Problem to work on:
Set down each line of the material that follows, exactly, with no pictures.

The input:
■ ■ ■ ■ ■ ■ ■

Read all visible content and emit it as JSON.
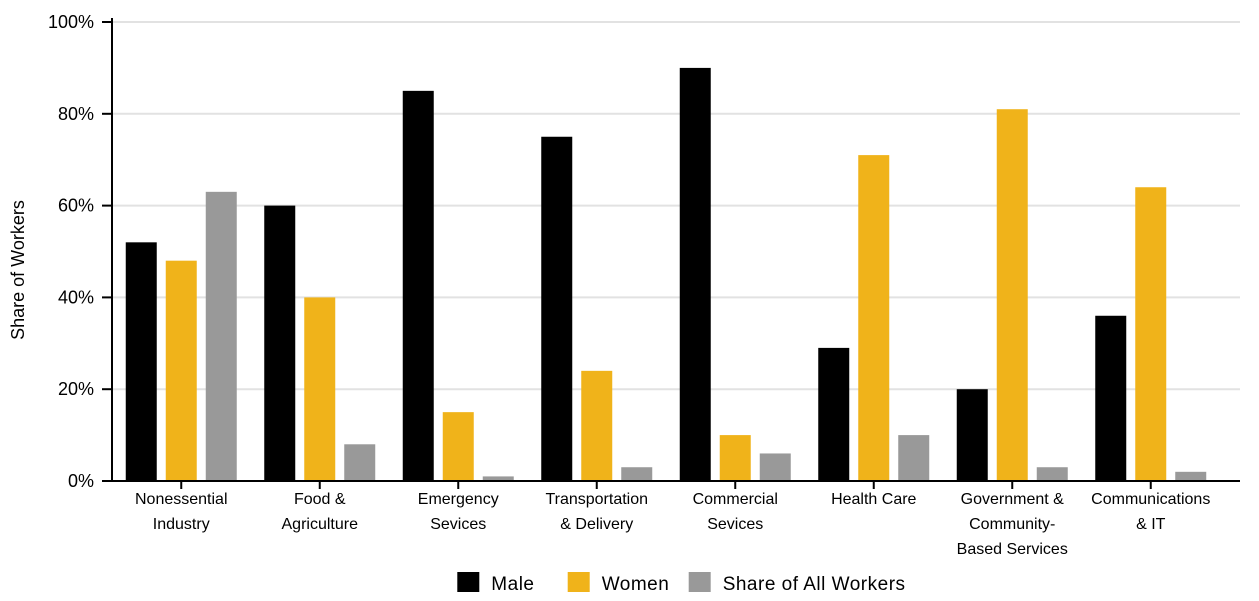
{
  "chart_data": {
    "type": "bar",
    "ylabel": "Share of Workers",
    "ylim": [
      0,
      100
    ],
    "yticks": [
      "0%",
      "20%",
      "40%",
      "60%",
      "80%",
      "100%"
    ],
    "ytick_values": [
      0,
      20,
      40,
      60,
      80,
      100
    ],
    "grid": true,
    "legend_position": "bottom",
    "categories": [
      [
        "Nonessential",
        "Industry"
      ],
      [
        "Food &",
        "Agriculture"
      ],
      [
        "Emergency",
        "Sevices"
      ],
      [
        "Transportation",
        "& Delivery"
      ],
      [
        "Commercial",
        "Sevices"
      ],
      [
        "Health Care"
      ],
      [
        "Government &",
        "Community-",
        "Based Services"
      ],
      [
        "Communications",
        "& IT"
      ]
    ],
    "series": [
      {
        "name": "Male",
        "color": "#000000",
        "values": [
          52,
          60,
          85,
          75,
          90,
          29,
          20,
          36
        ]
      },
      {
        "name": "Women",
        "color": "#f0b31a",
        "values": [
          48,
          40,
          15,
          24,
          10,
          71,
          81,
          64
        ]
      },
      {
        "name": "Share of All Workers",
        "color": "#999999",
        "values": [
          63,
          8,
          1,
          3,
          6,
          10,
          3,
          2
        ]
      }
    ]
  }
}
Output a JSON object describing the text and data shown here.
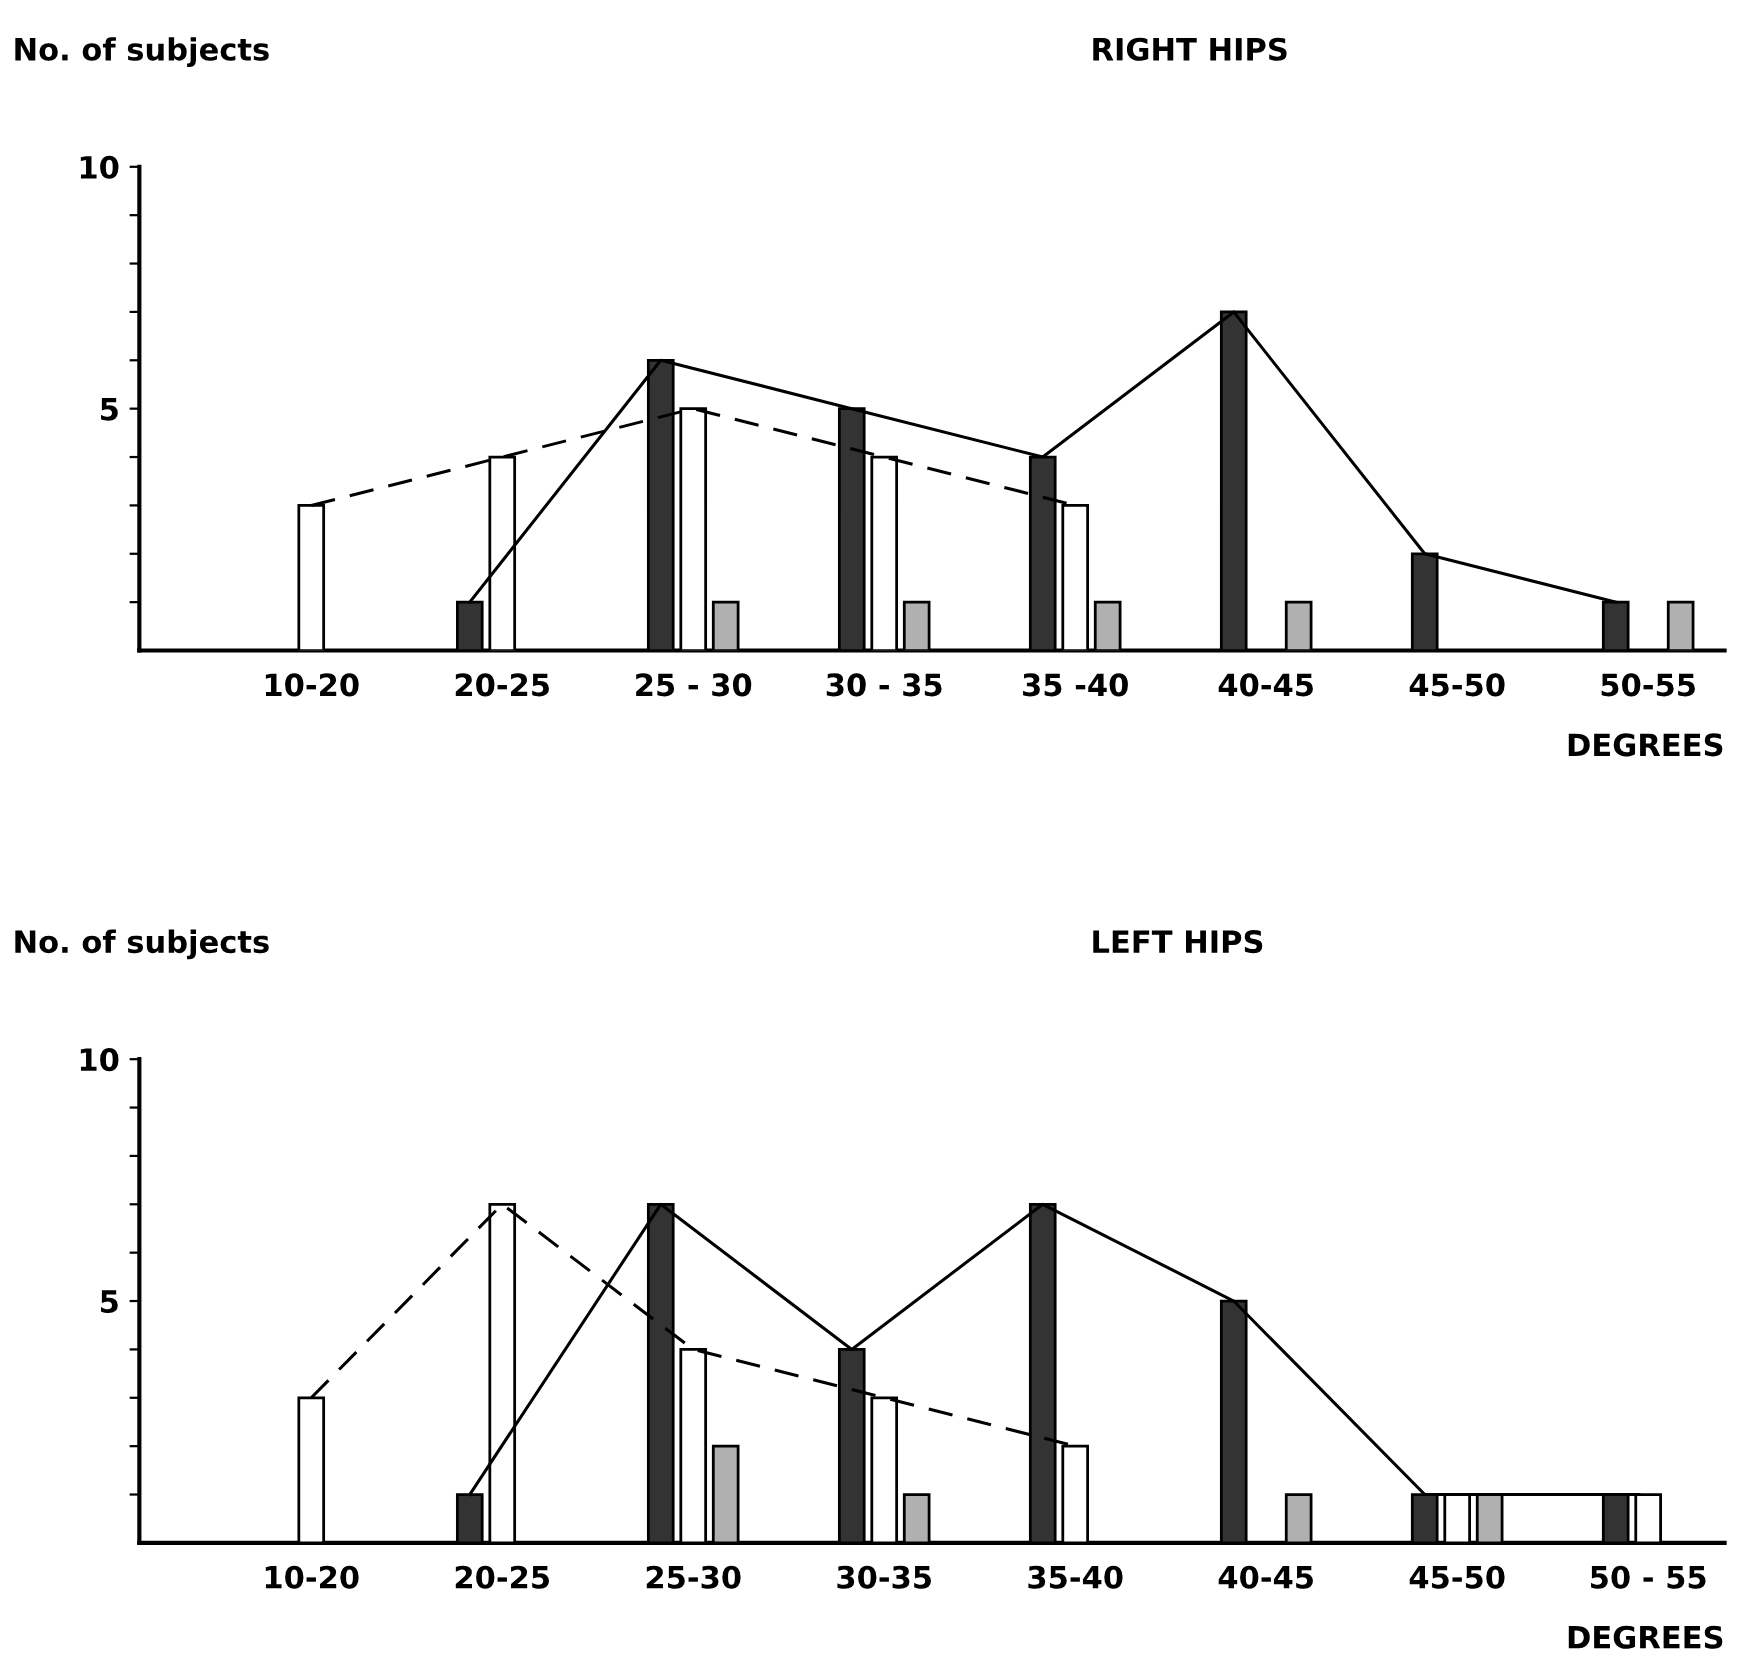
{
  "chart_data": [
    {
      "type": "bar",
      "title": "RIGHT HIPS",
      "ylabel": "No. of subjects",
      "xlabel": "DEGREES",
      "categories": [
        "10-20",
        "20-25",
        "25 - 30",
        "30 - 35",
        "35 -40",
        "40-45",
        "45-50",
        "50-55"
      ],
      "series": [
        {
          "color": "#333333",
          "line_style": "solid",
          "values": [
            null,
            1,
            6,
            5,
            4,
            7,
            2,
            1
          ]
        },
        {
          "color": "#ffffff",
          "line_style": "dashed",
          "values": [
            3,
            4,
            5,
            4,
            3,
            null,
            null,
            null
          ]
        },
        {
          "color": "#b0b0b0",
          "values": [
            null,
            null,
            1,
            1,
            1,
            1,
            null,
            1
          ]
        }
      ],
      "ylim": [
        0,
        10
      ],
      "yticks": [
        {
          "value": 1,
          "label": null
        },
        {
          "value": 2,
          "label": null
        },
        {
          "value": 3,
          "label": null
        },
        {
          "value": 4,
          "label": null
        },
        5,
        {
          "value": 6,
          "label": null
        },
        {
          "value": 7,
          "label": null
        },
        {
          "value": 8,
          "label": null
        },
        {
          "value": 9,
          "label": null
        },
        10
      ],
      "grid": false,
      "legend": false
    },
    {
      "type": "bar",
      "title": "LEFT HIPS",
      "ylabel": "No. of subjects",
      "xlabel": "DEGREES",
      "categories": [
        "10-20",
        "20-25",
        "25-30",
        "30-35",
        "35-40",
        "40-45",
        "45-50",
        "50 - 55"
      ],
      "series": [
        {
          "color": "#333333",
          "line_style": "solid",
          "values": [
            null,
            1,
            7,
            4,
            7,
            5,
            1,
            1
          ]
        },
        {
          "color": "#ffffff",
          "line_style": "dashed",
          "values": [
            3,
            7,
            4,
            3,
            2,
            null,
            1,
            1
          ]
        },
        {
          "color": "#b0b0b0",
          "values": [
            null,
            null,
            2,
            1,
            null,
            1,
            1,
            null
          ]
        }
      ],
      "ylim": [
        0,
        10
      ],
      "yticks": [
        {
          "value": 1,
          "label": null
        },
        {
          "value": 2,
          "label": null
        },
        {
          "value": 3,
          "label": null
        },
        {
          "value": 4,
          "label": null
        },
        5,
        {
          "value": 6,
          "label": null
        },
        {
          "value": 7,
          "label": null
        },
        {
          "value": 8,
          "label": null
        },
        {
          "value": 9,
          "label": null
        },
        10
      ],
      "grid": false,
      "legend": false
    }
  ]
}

■ ■ ■ ■ ■ ■ ■

Full output:
Read all visible content and emit it as JSON.
{
  "chart_data": {
    "type": "bar",
    "ylabel": "Share of Workers",
    "ylim": [
      0,
      100
    ],
    "yticks": [
      "0%",
      "20%",
      "40%",
      "60%",
      "80%",
      "100%"
    ],
    "ytick_values": [
      0,
      20,
      40,
      60,
      80,
      100
    ],
    "grid": true,
    "legend_position": "bottom",
    "categories": [
      [
        "Nonessential",
        "Industry"
      ],
      [
        "Food &",
        "Agriculture"
      ],
      [
        "Emergency",
        "Sevices"
      ],
      [
        "Transportation",
        "& Delivery"
      ],
      [
        "Commercial",
        "Sevices"
      ],
      [
        "Health Care"
      ],
      [
        "Government &",
        "Community-",
        "Based Services"
      ],
      [
        "Communications",
        "& IT"
      ]
    ],
    "series": [
      {
        "name": "Male",
        "color": "#000000",
        "values": [
          52,
          60,
          85,
          75,
          90,
          29,
          20,
          36
        ]
      },
      {
        "name": "Women",
        "color": "#f0b31a",
        "values": [
          48,
          40,
          15,
          24,
          10,
          71,
          81,
          64
        ]
      },
      {
        "name": "Share of All Workers",
        "color": "#999999",
        "values": [
          63,
          8,
          1,
          3,
          6,
          10,
          3,
          2
        ]
      }
    ]
  }
}
Output a JSON object describing the text and data shown here.
{
  "chart_data": [
    {
      "type": "bar",
      "title": "RIGHT HIPS",
      "ylabel": "No. of subjects",
      "xlabel": "DEGREES",
      "categories": [
        "10-20",
        "20-25",
        "25 - 30",
        "30 - 35",
        "35 -40",
        "40-45",
        "45-50",
        "50-55"
      ],
      "series": [
        {
          "color": "#333333",
          "line_style": "solid",
          "values": [
            null,
            1,
            6,
            5,
            4,
            7,
            2,
            1
          ]
        },
        {
          "color": "#ffffff",
          "line_style": "dashed",
          "values": [
            3,
            4,
            5,
            4,
            3,
            null,
            null,
            null
          ]
        },
        {
          "color": "#b0b0b0",
          "values": [
            null,
            null,
            1,
            1,
            1,
            1,
            null,
            1
          ]
        }
      ],
      "ylim": [
        0,
        10
      ],
      "yticks": [
        {
          "value": 1,
          "label": null
        },
        {
          "value": 2,
          "label": null
        },
        {
          "value": 3,
          "label": null
        },
        {
          "value": 4,
          "label": null
        },
        5,
        {
          "value": 6,
          "label": null
        },
        {
          "value": 7,
          "label": null
        },
        {
          "value": 8,
          "label": null
        },
        {
          "value": 9,
          "label": null
        },
        10
      ],
      "grid": false,
      "legend": false
    },
    {
      "type": "bar",
      "title": "LEFT HIPS",
      "ylabel": "No. of subjects",
      "xlabel": "DEGREES",
      "categories": [
        "10-20",
        "20-25",
        "25-30",
        "30-35",
        "35-40",
        "40-45",
        "45-50",
        "50 - 55"
      ],
      "series": [
        {
          "color": "#333333",
          "line_style": "solid",
          "values": [
            null,
            1,
            7,
            4,
            7,
            5,
            1,
            1
          ]
        },
        {
          "color": "#ffffff",
          "line_style": "dashed",
          "values": [
            3,
            7,
            4,
            3,
            2,
            null,
            1,
            1
          ]
        },
        {
          "color": "#b0b0b0",
          "values": [
            null,
            null,
            2,
            1,
            null,
            1,
            1,
            null
          ]
        }
      ],
      "ylim": [
        0,
        10
      ],
      "yticks": [
        {
          "value": 1,
          "label": null
        },
        {
          "value": 2,
          "label": null
        },
        {
          "value": 3,
          "label": null
        },
        {
          "value": 4,
          "label": null
        },
        5,
        {
          "value": 6,
          "label": null
        },
        {
          "value": 7,
          "label": null
        },
        {
          "value": 8,
          "label": null
        },
        {
          "value": 9,
          "label": null
        },
        10
      ],
      "grid": false,
      "legend": false
    }
  ]
}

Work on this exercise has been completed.